• **Excerpted text**
****************************************

It can be fun to see these hookups in action.  Not all of them are exploitative or creepy.  Pattaya is Bangkok’s whorehouse-by-the-sea. There, many an aging Caucasian man can be seen hanging onto the arm of a young Thai hottie.  I don’t think any one man or any one woman in this case is guilty of anything.  Since the women speak only a few words of English and the men speak no Thai, not much conversation goes on, but they both look reasonably content in each other’s company.  It’s not a creepy scene.  It’s a business deal, up-front and out in the open.  It’s transparent.

And how important are age and looks anyway?  If two people want to be together for whatever reason, why shouldn’t they, no matter whether their partnership fits into conventional models of romance?

I am a retired Caucasian man in Thailand and have recently met an attractive Thai girlfriend who is nineteen years my junior.  She doesn’t speak English, and I only speak a little Thai, so communicating about practical matters is often problematic.  Google Translate can only do so much.  When I describe our relationship to my women friends they always ask “How do you communicate?”  No man has ever asked me that.

Don’t know how far we’ll be able to run with this, but so far, I’d have to say that our lack of a common spoken language has had one unintended benefit.  She has never invited me to talk about our “relationship.” and we have never wasted a moment of our time together arguing about abstractions.

****************************************

• **Source excerpt**
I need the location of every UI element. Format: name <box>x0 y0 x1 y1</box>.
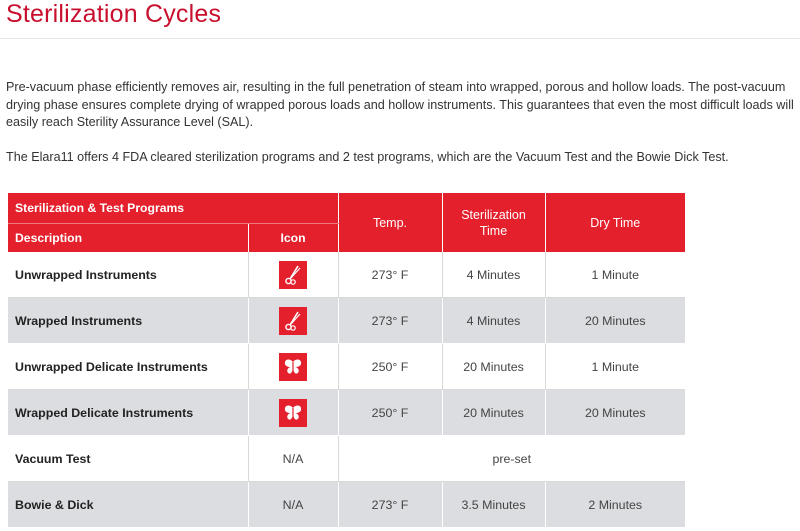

****************************************

• **Task prompt**
Write out the passage about couples in Thailand, starting at "It can be fun" and ending at "models of romance?", and swap "creepy" for "sleazy" throughout.

• **Exercise solution**
It can be fun to see these hookups in action.  Not all of them are exploitative or sleazy.  Pattaya is Bangkok’s whorehouse-by-the-sea. There, many an aging Caucasian man can be seen hanging onto the arm of a young Thai hottie.  I don’t think any one man or any one woman in this case is guilty of anything.  Since the women speak only a few words of English and the men speak no Thai, not much conversation goes on, but they both look reasonably content in each other’s company.  It’s not a sleazy scene.  It’s a business deal, up-front and out in the open.  It’s transparent.

And how important are age and looks anyway?  If two people want to be together for whatever reason, why shouldn’t they, no matter whether their partnership fits into conventional models of romance?